» Short task: State only the count of lines in the listing below that hold "起动电机".

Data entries
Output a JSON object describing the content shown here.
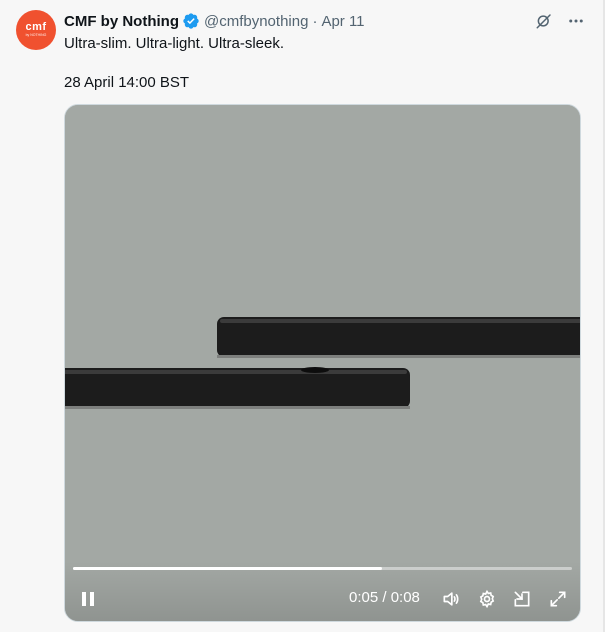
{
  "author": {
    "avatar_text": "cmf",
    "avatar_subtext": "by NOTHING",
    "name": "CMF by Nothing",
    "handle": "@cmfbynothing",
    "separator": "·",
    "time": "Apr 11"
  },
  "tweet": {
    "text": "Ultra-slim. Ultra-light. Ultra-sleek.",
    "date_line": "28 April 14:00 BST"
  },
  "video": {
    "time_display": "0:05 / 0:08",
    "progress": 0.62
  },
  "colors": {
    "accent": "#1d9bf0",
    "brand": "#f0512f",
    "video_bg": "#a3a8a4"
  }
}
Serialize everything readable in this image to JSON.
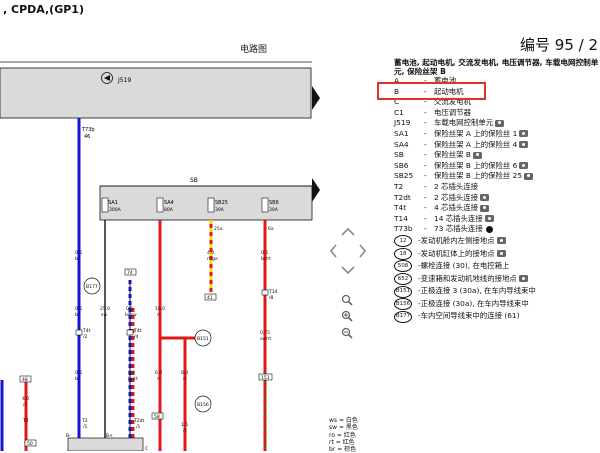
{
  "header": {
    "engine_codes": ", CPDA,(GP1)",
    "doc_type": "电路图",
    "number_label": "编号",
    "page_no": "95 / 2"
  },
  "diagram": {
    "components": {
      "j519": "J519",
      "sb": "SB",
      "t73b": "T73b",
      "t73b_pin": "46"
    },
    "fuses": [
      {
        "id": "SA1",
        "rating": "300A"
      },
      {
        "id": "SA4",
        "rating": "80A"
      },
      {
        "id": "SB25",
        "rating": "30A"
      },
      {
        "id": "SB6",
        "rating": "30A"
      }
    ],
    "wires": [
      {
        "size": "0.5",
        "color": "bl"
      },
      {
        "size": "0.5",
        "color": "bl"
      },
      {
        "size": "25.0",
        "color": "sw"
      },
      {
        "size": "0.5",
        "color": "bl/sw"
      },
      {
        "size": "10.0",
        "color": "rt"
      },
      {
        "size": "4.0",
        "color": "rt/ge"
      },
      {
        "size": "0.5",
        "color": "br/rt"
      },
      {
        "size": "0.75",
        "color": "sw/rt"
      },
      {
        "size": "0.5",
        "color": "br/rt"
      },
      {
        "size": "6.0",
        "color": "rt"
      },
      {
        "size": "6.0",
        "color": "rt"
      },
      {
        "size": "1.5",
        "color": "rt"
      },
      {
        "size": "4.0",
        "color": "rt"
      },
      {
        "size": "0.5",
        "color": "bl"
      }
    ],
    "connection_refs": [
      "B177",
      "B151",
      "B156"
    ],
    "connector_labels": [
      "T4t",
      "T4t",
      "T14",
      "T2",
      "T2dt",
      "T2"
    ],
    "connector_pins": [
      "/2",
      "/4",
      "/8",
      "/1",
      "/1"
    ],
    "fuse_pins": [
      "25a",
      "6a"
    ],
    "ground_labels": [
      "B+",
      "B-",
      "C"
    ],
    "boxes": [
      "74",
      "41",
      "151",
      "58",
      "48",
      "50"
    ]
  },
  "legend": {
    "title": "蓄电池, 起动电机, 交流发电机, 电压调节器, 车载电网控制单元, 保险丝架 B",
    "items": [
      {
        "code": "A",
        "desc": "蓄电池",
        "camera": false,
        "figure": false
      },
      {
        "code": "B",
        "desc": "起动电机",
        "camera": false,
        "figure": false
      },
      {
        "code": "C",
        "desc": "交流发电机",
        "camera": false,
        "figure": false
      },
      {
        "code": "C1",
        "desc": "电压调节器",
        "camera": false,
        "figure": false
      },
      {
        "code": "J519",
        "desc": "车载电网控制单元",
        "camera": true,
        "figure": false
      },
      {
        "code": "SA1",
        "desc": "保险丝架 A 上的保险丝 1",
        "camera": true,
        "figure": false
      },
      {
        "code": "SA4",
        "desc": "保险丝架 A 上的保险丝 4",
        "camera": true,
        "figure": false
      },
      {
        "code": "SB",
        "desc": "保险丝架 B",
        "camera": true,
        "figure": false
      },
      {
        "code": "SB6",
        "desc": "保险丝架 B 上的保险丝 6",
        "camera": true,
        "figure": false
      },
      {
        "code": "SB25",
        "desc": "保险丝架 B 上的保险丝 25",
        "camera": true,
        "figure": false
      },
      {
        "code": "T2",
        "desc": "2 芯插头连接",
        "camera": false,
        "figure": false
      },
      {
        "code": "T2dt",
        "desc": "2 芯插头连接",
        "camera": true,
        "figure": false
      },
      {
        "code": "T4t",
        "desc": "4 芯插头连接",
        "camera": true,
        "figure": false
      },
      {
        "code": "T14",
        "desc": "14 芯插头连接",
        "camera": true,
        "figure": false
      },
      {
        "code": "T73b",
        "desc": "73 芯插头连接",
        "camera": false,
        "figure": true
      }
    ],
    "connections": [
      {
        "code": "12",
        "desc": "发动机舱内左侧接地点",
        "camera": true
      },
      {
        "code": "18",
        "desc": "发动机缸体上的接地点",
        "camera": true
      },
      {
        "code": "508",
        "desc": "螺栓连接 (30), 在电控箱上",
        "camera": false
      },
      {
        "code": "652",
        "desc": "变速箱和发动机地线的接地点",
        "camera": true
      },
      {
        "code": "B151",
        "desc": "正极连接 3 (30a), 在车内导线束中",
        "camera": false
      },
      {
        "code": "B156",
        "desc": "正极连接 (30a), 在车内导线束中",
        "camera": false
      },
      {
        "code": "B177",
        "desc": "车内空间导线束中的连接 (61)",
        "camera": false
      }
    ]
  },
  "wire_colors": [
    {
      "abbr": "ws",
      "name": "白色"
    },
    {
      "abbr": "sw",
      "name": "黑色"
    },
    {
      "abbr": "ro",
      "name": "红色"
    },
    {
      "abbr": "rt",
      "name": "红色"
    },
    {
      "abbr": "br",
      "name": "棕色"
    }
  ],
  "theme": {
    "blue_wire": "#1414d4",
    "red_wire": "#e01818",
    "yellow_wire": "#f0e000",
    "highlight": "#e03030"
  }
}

» Exercise result: 2